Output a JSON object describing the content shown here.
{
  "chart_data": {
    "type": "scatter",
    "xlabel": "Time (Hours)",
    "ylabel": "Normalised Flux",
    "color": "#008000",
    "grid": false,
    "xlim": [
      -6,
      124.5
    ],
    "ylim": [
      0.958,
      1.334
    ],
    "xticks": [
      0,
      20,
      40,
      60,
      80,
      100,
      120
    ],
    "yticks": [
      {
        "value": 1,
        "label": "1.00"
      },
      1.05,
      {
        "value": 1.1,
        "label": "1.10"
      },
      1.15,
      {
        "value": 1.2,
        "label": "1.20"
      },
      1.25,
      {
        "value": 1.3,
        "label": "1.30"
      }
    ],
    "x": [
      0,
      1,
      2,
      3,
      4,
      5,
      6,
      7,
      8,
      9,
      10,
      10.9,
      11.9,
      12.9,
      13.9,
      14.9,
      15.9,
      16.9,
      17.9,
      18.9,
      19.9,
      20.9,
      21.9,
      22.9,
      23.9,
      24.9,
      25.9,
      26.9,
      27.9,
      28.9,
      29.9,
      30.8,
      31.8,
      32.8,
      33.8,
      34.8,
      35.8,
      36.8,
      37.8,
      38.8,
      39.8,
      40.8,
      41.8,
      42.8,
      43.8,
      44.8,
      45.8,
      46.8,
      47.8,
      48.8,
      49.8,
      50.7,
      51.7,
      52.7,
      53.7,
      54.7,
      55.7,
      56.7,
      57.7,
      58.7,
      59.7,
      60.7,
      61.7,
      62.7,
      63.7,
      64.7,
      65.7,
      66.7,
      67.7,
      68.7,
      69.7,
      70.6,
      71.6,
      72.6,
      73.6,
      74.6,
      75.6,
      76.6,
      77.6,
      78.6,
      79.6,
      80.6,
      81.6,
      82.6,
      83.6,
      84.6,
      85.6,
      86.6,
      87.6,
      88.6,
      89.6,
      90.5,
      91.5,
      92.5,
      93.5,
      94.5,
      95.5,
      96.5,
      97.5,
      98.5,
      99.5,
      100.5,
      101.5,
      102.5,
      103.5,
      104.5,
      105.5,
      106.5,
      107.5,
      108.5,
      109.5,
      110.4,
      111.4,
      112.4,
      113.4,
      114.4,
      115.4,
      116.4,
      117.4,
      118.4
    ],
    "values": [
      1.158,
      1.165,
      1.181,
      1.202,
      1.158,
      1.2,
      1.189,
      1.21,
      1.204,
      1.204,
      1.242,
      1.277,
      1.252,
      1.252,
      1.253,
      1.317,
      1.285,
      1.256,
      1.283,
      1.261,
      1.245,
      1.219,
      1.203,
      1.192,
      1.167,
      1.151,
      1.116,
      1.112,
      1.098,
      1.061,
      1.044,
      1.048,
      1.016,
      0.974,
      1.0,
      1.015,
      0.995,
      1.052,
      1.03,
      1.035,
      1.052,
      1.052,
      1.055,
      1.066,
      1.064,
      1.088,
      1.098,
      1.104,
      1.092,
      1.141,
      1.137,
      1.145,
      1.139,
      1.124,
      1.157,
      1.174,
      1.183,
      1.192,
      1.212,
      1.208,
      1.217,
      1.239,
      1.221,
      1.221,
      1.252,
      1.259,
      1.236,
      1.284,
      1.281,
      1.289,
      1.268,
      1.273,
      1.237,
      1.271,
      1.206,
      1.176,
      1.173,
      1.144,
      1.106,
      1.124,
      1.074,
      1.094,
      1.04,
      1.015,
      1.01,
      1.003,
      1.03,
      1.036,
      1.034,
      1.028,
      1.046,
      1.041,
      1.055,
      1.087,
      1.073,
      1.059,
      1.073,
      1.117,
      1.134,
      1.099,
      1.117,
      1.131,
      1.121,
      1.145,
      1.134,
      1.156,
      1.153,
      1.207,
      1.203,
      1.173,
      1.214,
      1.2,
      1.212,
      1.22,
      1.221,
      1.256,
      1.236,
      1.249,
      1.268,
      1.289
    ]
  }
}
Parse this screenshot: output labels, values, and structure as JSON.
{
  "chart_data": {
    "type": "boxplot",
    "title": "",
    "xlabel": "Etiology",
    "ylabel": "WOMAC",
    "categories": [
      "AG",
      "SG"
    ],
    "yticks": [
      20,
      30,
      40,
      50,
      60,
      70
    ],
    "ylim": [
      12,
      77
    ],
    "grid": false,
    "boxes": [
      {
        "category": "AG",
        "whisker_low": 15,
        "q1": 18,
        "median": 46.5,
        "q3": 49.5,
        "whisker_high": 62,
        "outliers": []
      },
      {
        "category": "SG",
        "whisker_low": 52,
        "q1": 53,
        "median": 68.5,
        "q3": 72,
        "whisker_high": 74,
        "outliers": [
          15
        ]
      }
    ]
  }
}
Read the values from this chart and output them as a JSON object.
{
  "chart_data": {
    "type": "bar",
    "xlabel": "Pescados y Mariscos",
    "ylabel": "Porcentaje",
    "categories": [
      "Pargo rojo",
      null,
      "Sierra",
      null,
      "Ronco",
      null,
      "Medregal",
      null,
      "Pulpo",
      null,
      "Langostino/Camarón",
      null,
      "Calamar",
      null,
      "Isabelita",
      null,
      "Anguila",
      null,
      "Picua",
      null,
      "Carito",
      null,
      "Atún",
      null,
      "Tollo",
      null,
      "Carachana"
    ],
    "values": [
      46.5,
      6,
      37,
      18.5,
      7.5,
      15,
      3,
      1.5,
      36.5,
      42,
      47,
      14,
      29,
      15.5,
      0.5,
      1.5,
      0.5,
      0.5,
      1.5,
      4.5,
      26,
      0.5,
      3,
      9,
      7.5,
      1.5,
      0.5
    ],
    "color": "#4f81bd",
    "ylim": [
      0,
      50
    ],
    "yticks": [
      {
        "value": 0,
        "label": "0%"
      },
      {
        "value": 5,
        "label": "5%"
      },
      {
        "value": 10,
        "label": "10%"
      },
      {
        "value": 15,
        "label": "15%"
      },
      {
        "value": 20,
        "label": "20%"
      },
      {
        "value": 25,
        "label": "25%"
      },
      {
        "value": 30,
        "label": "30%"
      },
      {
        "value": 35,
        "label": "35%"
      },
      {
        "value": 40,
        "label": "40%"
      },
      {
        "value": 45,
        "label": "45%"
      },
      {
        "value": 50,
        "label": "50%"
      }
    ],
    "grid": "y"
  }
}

------------------------------------------------

## What you have to do
Write out each line of the data above again, exactly as given.

## Written reply
Output a JSON object describing the content shown here.
{
  "chart_data": {
    "type": "scatter",
    "xlabel": "Time (Hours)",
    "ylabel": "Normalised Flux",
    "color": "#008000",
    "grid": false,
    "xlim": [
      -6,
      124.5
    ],
    "ylim": [
      0.958,
      1.334
    ],
    "xticks": [
      0,
      20,
      40,
      60,
      80,
      100,
      120
    ],
    "yticks": [
      {
        "value": 1,
        "label": "1.00"
      },
      1.05,
      {
        "value": 1.1,
        "label": "1.10"
      },
      1.15,
      {
        "value": 1.2,
        "label": "1.20"
      },
      1.25,
      {
        "value": 1.3,
        "label": "1.30"
      }
    ],
    "x": [
      0,
      1,
      2,
      3,
      4,
      5,
      6,
      7,
      8,
      9,
      10,
      10.9,
      11.9,
      12.9,
      13.9,
      14.9,
      15.9,
      16.9,
      17.9,
      18.9,
      19.9,
      20.9,
      21.9,
      22.9,
      23.9,
      24.9,
      25.9,
      26.9,
      27.9,
      28.9,
      29.9,
      30.8,
      31.8,
      32.8,
      33.8,
      34.8,
      35.8,
      36.8,
      37.8,
      38.8,
      39.8,
      40.8,
      41.8,
      42.8,
      43.8,
      44.8,
      45.8,
      46.8,
      47.8,
      48.8,
      49.8,
      50.7,
      51.7,
      52.7,
      53.7,
      54.7,
      55.7,
      56.7,
      57.7,
      58.7,
      59.7,
      60.7,
      61.7,
      62.7,
      63.7,
      64.7,
      65.7,
      66.7,
      67.7,
      68.7,
      69.7,
      70.6,
      71.6,
      72.6,
      73.6,
      74.6,
      75.6,
      76.6,
      77.6,
      78.6,
      79.6,
      80.6,
      81.6,
      82.6,
      83.6,
      84.6,
      85.6,
      86.6,
      87.6,
      88.6,
      89.6,
      90.5,
      91.5,
      92.5,
      93.5,
      94.5,
      95.5,
      96.5,
      97.5,
      98.5,
      99.5,
      100.5,
      101.5,
      102.5,
      103.5,
      104.5,
      105.5,
      106.5,
      107.5,
      108.5,
      109.5,
      110.4,
      111.4,
      112.4,
      113.4,
      114.4,
      115.4,
      116.4,
      117.4,
      118.4
    ],
    "values": [
      1.158,
      1.165,
      1.181,
      1.202,
      1.158,
      1.2,
      1.189,
      1.21,
      1.204,
      1.204,
      1.242,
      1.277,
      1.252,
      1.252,
      1.253,
      1.317,
      1.285,
      1.256,
      1.283,
      1.261,
      1.245,
      1.219,
      1.203,
      1.192,
      1.167,
      1.151,
      1.116,
      1.112,
      1.098,
      1.061,
      1.044,
      1.048,
      1.016,
      0.974,
      1.0,
      1.015,
      0.995,
      1.052,
      1.03,
      1.035,
      1.052,
      1.052,
      1.055,
      1.066,
      1.064,
      1.088,
      1.098,
      1.104,
      1.092,
      1.141,
      1.137,
      1.145,
      1.139,
      1.124,
      1.157,
      1.174,
      1.183,
      1.192,
      1.212,
      1.208,
      1.217,
      1.239,
      1.221,
      1.221,
      1.252,
      1.259,
      1.236,
      1.284,
      1.281,
      1.289,
      1.268,
      1.273,
      1.237,
      1.271,
      1.206,
      1.176,
      1.173,
      1.144,
      1.106,
      1.124,
      1.074,
      1.094,
      1.04,
      1.015,
      1.01,
      1.003,
      1.03,
      1.036,
      1.034,
      1.028,
      1.046,
      1.041,
      1.055,
      1.087,
      1.073,
      1.059,
      1.073,
      1.117,
      1.134,
      1.099,
      1.117,
      1.131,
      1.121,
      1.145,
      1.134,
      1.156,
      1.153,
      1.207,
      1.203,
      1.173,
      1.214,
      1.2,
      1.212,
      1.22,
      1.221,
      1.256,
      1.236,
      1.249,
      1.268,
      1.289
    ]
  }
}
Parse this screenshot: output labels, values, and structure as JSON.
{
  "chart_data": {
    "type": "boxplot",
    "title": "",
    "xlabel": "Etiology",
    "ylabel": "WOMAC",
    "categories": [
      "AG",
      "SG"
    ],
    "yticks": [
      20,
      30,
      40,
      50,
      60,
      70
    ],
    "ylim": [
      12,
      77
    ],
    "grid": false,
    "boxes": [
      {
        "category": "AG",
        "whisker_low": 15,
        "q1": 18,
        "median": 46.5,
        "q3": 49.5,
        "whisker_high": 62,
        "outliers": []
      },
      {
        "category": "SG",
        "whisker_low": 52,
        "q1": 53,
        "median": 68.5,
        "q3": 72,
        "whisker_high": 74,
        "outliers": [
          15
        ]
      }
    ]
  }
}
Read the values from this chart and output them as a JSON object.
{
  "chart_data": {
    "type": "bar",
    "xlabel": "Pescados y Mariscos",
    "ylabel": "Porcentaje",
    "categories": [
      "Pargo rojo",
      null,
      "Sierra",
      null,
      "Ronco",
      null,
      "Medregal",
      null,
      "Pulpo",
      null,
      "Langostino/Camarón",
      null,
      "Calamar",
      null,
      "Isabelita",
      null,
      "Anguila",
      null,
      "Picua",
      null,
      "Carito",
      null,
      "Atún",
      null,
      "Tollo",
      null,
      "Carachana"
    ],
    "values": [
      46.5,
      6,
      37,
      18.5,
      7.5,
      15,
      3,
      1.5,
      36.5,
      42,
      47,
      14,
      29,
      15.5,
      0.5,
      1.5,
      0.5,
      0.5,
      1.5,
      4.5,
      26,
      0.5,
      3,
      9,
      7.5,
      1.5,
      0.5
    ],
    "color": "#4f81bd",
    "ylim": [
      0,
      50
    ],
    "yticks": [
      {
        "value": 0,
        "label": "0%"
      },
      {
        "value": 5,
        "label": "5%"
      },
      {
        "value": 10,
        "label": "10%"
      },
      {
        "value": 15,
        "label": "15%"
      },
      {
        "value": 20,
        "label": "20%"
      },
      {
        "value": 25,
        "label": "25%"
      },
      {
        "value": 30,
        "label": "30%"
      },
      {
        "value": 35,
        "label": "35%"
      },
      {
        "value": 40,
        "label": "40%"
      },
      {
        "value": 45,
        "label": "45%"
      },
      {
        "value": 50,
        "label": "50%"
      }
    ],
    "grid": "y"
  }
}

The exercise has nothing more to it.